**Exercise task:** Which lines contain the word "电子阅览室建设"? Return each of them as written.

Data listing:
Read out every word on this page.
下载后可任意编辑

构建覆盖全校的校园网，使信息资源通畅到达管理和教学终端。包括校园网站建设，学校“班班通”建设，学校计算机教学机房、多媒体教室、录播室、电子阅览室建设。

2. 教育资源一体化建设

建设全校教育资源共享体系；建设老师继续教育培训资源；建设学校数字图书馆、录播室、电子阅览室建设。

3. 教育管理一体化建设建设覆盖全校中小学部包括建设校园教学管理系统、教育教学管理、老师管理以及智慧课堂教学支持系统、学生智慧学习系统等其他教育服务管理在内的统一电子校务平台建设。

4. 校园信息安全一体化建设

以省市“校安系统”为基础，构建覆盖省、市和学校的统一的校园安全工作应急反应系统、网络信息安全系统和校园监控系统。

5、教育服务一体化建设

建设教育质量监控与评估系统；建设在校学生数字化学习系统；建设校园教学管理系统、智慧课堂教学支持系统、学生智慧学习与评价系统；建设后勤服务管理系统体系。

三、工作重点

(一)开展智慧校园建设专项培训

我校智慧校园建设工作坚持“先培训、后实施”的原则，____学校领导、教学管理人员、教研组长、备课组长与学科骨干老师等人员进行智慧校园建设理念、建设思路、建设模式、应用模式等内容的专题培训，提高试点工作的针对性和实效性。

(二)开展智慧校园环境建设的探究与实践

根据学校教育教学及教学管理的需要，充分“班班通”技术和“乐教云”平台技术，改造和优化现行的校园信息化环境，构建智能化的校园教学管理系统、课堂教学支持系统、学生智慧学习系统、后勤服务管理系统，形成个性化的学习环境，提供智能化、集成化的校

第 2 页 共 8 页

**Response:**
构建覆盖全校的校园网，使信息资源通畅到达管理和教学终端。包括校园网站建设，学校“班班通”建设，学校计算机教学机房、多媒体教室、录播室、电子阅览室建设。
建设全校教育资源共享体系；建设老师继续教育培训资源；建设学校数字图书馆、录播室、电子阅览室建设。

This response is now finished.